SOURCE RECORDS
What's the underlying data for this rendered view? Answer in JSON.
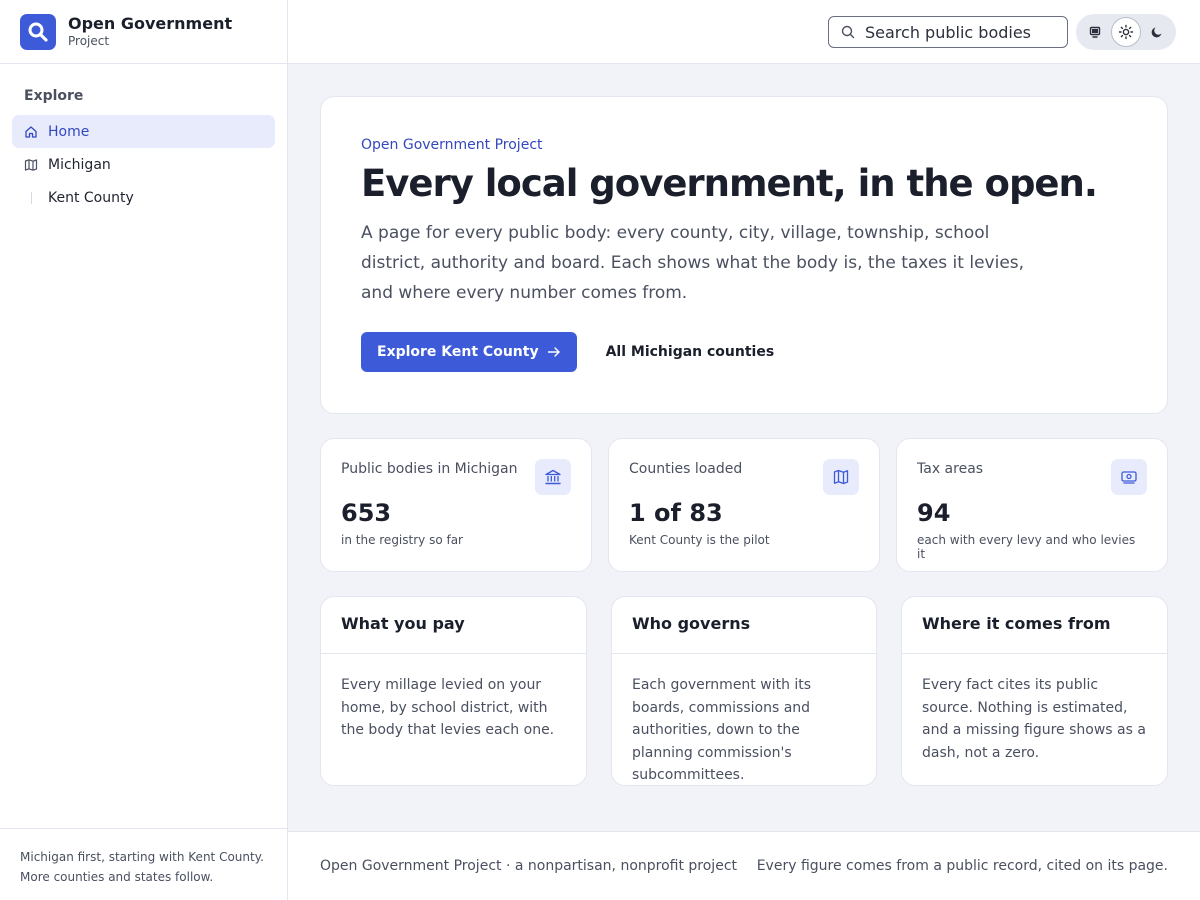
{
  "brand": {
    "title": "Open Government",
    "subtitle": "Project"
  },
  "nav": {
    "heading": "Explore",
    "items": [
      {
        "label": "Home",
        "icon": "home-icon",
        "active": true
      },
      {
        "label": "Michigan",
        "icon": "map-icon",
        "active": false
      },
      {
        "label": "Kent County",
        "icon": "",
        "active": false
      }
    ]
  },
  "sidebar_footer": {
    "line1": "Michigan first, starting with Kent County.",
    "line2": "More counties and states follow."
  },
  "search": {
    "placeholder": "Search public bodies",
    "value": ""
  },
  "theme": {
    "options": [
      "monitor-icon",
      "sun-icon",
      "moon-icon"
    ],
    "selected": "sun-icon"
  },
  "hero": {
    "kicker": "Open Government Project",
    "title": "Every local government, in the open.",
    "description": "A page for every public body: every county, city, village, township, school district, authority and board. Each shows what the body is, the taxes it levies, and where every number comes from.",
    "primary_button": "Explore Kent County",
    "secondary_link": "All Michigan counties"
  },
  "stats": [
    {
      "label": "Public bodies in Michigan",
      "value": "653",
      "note": "in the registry so far",
      "icon": "building-icon"
    },
    {
      "label": "Counties loaded",
      "value": "1 of 83",
      "note": "Kent County is the pilot",
      "icon": "map-icon"
    },
    {
      "label": "Tax areas",
      "value": "94",
      "note": "each with every levy and who levies it",
      "icon": "banknote-icon"
    }
  ],
  "features": [
    {
      "title": "What you pay",
      "body": "Every millage levied on your home, by school district, with the body that levies each one."
    },
    {
      "title": "Who governs",
      "body": "Each government with its boards, commissions and authorities, down to the planning commission's subcommittees."
    },
    {
      "title": "Where it comes from",
      "body": "Every fact cites its public source. Nothing is estimated, and a missing figure shows as a dash, not a zero."
    }
  ],
  "footer": {
    "left": "Open Government Project · a nonpartisan, nonprofit project",
    "right": "Every figure comes from a public record, cited on its page."
  },
  "colors": {
    "accent": "#3d5bd9",
    "accent_soft": "#e8ebfb",
    "background": "#f1f3f8"
  }
}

WHAT TO DO
Copy every line of the listing that contains the word "Explore".

SOLVED EXERCISE
    "heading": "Explore",
    "primary_button": "Explore Kent County",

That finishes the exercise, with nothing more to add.